Please write out the material below exactly as given.
--------------------------------------------------
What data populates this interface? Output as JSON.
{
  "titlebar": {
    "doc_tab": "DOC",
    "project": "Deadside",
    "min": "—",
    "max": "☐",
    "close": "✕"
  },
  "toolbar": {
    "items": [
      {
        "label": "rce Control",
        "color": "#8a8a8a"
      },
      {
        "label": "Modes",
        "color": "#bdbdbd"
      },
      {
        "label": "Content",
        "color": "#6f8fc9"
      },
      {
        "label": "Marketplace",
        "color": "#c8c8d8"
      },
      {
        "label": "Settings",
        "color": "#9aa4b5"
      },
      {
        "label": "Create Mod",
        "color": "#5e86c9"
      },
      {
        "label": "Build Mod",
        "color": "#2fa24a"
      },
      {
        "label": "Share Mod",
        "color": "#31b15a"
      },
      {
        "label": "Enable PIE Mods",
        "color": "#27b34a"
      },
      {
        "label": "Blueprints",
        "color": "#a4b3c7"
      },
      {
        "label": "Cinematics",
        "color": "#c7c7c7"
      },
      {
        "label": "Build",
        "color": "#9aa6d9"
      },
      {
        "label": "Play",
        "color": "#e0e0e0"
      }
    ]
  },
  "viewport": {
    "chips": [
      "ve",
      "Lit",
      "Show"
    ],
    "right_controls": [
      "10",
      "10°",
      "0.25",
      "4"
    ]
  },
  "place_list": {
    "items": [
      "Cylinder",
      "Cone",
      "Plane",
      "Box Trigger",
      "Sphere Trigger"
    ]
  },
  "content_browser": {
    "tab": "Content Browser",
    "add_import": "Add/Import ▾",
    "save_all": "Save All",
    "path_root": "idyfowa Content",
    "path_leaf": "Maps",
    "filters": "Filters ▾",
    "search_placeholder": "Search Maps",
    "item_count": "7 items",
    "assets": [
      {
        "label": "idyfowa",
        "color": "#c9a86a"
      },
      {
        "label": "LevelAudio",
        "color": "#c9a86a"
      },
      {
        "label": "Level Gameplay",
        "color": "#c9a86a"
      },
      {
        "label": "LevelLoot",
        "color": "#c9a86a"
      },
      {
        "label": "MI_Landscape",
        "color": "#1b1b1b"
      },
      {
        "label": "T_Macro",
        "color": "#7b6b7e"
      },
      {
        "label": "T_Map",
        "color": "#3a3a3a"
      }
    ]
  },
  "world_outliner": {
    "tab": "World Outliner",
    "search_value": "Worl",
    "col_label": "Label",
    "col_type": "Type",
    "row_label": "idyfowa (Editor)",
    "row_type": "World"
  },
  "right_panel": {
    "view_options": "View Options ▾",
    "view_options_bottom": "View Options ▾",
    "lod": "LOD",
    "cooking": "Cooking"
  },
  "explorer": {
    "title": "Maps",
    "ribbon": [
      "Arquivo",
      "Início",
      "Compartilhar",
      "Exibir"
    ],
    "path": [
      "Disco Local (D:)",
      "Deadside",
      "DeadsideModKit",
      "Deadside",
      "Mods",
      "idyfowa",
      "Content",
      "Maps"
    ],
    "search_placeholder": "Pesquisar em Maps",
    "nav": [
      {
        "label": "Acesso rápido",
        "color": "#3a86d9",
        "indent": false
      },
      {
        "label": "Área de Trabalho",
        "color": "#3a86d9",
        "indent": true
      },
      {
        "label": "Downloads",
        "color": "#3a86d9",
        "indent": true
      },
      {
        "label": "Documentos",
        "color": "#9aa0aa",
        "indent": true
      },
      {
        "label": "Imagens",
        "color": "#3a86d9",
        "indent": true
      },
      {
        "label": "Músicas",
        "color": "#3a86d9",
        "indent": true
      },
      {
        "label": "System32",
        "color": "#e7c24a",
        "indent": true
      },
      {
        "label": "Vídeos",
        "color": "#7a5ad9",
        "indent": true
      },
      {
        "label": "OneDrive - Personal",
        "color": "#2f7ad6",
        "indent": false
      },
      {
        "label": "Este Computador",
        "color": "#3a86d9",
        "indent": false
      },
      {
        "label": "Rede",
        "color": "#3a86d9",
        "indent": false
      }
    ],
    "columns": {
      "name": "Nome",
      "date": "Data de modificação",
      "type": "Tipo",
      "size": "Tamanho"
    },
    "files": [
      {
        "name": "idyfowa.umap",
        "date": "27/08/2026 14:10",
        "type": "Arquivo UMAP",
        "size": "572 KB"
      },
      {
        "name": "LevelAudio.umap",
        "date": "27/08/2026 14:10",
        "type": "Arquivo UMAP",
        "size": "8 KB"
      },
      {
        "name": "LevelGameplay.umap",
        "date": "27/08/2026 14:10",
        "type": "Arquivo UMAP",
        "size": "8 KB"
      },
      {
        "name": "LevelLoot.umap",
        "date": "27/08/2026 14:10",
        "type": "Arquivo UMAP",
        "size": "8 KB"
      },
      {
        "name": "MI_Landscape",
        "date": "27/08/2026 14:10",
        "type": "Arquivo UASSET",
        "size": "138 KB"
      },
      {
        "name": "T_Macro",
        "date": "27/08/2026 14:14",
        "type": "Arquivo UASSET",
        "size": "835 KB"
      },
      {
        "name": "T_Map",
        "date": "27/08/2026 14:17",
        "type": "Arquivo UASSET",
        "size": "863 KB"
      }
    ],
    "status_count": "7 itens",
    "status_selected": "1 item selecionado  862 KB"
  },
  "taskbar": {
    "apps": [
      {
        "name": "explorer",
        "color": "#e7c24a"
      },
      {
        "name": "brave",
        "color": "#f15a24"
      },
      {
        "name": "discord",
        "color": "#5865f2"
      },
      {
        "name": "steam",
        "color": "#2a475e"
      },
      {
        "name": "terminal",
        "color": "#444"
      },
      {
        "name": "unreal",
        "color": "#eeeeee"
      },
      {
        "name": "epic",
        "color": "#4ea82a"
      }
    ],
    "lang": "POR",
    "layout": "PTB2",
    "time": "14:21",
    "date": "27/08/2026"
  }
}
--------------------------------------------------
* Response:
What data populates this interface? Output as JSON.
{
  "titlebar": {
    "doc_tab": "DOC",
    "project": "Deadside",
    "min": "—",
    "max": "☐",
    "close": "✕"
  },
  "toolbar": {
    "items": [
      {
        "label": "rce Control",
        "color": "#8a8a8a"
      },
      {
        "label": "Modes",
        "color": "#bdbdbd"
      },
      {
        "label": "Content",
        "color": "#6f8fc9"
      },
      {
        "label": "Marketplace",
        "color": "#c8c8d8"
      },
      {
        "label": "Settings",
        "color": "#9aa4b5"
      },
      {
        "label": "Create Mod",
        "color": "#5e86c9"
      },
      {
        "label": "Build Mod",
        "color": "#2fa24a"
      },
      {
        "label": "Share Mod",
        "color": "#31b15a"
      },
      {
        "label": "Enable PIE Mods",
        "color": "#27b34a"
      },
      {
        "label": "Blueprints",
        "color": "#a4b3c7"
      },
      {
        "label": "Cinematics",
        "color": "#c7c7c7"
      },
      {
        "label": "Build",
        "color": "#9aa6d9"
      },
      {
        "label": "Play",
        "color": "#e0e0e0"
      }
    ]
  },
  "viewport": {
    "chips": [
      "ve",
      "Lit",
      "Show"
    ],
    "right_controls": [
      "10",
      "10°",
      "0.25",
      "4"
    ]
  },
  "place_list": {
    "items": [
      "Cylinder",
      "Cone",
      "Plane",
      "Box Trigger",
      "Sphere Trigger"
    ]
  },
  "content_browser": {
    "tab": "Content Browser",
    "add_import": "Add/Import ▾",
    "save_all": "Save All",
    "path_root": "idyfowa Content",
    "path_leaf": "Maps",
    "filters": "Filters ▾",
    "search_placeholder": "Search Maps",
    "item_count": "7 items",
    "assets": [
      {
        "label": "idyfowa",
        "color": "#c9a86a"
      },
      {
        "label": "LevelAudio",
        "color": "#c9a86a"
      },
      {
        "label": "Level Gameplay",
        "color": "#c9a86a"
      },
      {
        "label": "LevelLoot",
        "color": "#c9a86a"
      },
      {
        "label": "MI_Landscape",
        "color": "#1b1b1b"
      },
      {
        "label": "T_Macro",
        "color": "#7b6b7e"
      },
      {
        "label": "T_Map",
        "color": "#3a3a3a"
      }
    ]
  },
  "world_outliner": {
    "tab": "World Outliner",
    "search_value": "Worl",
    "col_label": "Label",
    "col_type": "Type",
    "row_label": "idyfowa (Editor)",
    "row_type": "World"
  },
  "right_panel": {
    "view_options": "View Options ▾",
    "view_options_bottom": "View Options ▾",
    "lod": "LOD",
    "cooking": "Cooking"
  },
  "explorer": {
    "title": "Maps",
    "ribbon": [
      "Arquivo",
      "Início",
      "Compartilhar",
      "Exibir"
    ],
    "path": [
      "Disco Local (D:)",
      "Deadside",
      "DeadsideModKit",
      "Deadside",
      "Mods",
      "idyfowa",
      "Content",
      "Maps"
    ],
    "search_placeholder": "Pesquisar em Maps",
    "nav": [
      {
        "label": "Acesso rápido",
        "color": "#3a86d9",
        "indent": false
      },
      {
        "label": "Área de Trabalho",
        "color": "#3a86d9",
        "indent": true
      },
      {
        "label": "Downloads",
        "color": "#3a86d9",
        "indent": true
      },
      {
        "label": "Documentos",
        "color": "#9aa0aa",
        "indent": true
      },
      {
        "label": "Imagens",
        "color": "#3a86d9",
        "indent": true
      },
      {
        "label": "Músicas",
        "color": "#3a86d9",
        "indent": true
      },
      {
        "label": "System32",
        "color": "#e7c24a",
        "indent": true
      },
      {
        "label": "Vídeos",
        "color": "#7a5ad9",
        "indent": true
      },
      {
        "label": "OneDrive - Personal",
        "color": "#2f7ad6",
        "indent": false
      },
      {
        "label": "Este Computador",
        "color": "#3a86d9",
        "indent": false
      },
      {
        "label": "Rede",
        "color": "#3a86d9",
        "indent": false
      }
    ],
    "columns": {
      "name": "Nome",
      "date": "Data de modificação",
      "type": "Tipo",
      "size": "Tamanho"
    },
    "files": [
      {
        "name": "idyfowa.umap",
        "date": "27/08/2026 14:10",
        "type": "Arquivo UMAP",
        "size": "572 KB"
      },
      {
        "name": "LevelAudio.umap",
        "date": "27/08/2026 14:10",
        "type": "Arquivo UMAP",
        "size": "8 KB"
      },
      {
        "name": "LevelGameplay.umap",
        "date": "27/08/2026 14:10",
        "type": "Arquivo UMAP",
        "size": "8 KB"
      },
      {
        "name": "LevelLoot.umap",
        "date": "27/08/2026 14:10",
        "type": "Arquivo UMAP",
        "size": "8 KB"
      },
      {
        "name": "MI_Landscape",
        "date": "27/08/2026 14:10",
        "type": "Arquivo UASSET",
        "size": "138 KB"
      },
      {
        "name": "T_Macro",
        "date": "27/08/2026 14:14",
        "type": "Arquivo UASSET",
        "size": "835 KB"
      },
      {
        "name": "T_Map",
        "date": "27/08/2026 14:17",
        "type": "Arquivo UASSET",
        "size": "863 KB"
      }
    ],
    "status_count": "7 itens",
    "status_selected": "1 item selecionado  862 KB"
  },
  "taskbar": {
    "apps": [
      {
        "name": "explorer",
        "color": "#e7c24a"
      },
      {
        "name": "brave",
        "color": "#f15a24"
      },
      {
        "name": "discord",
        "color": "#5865f2"
      },
      {
        "name": "steam",
        "color": "#2a475e"
      },
      {
        "name": "terminal",
        "color": "#444"
      },
      {
        "name": "unreal",
        "color": "#eeeeee"
      },
      {
        "name": "epic",
        "color": "#4ea82a"
      }
    ],
    "lang": "POR",
    "layout": "PTB2",
    "time": "14:21",
    "date": "27/08/2026"
  }
}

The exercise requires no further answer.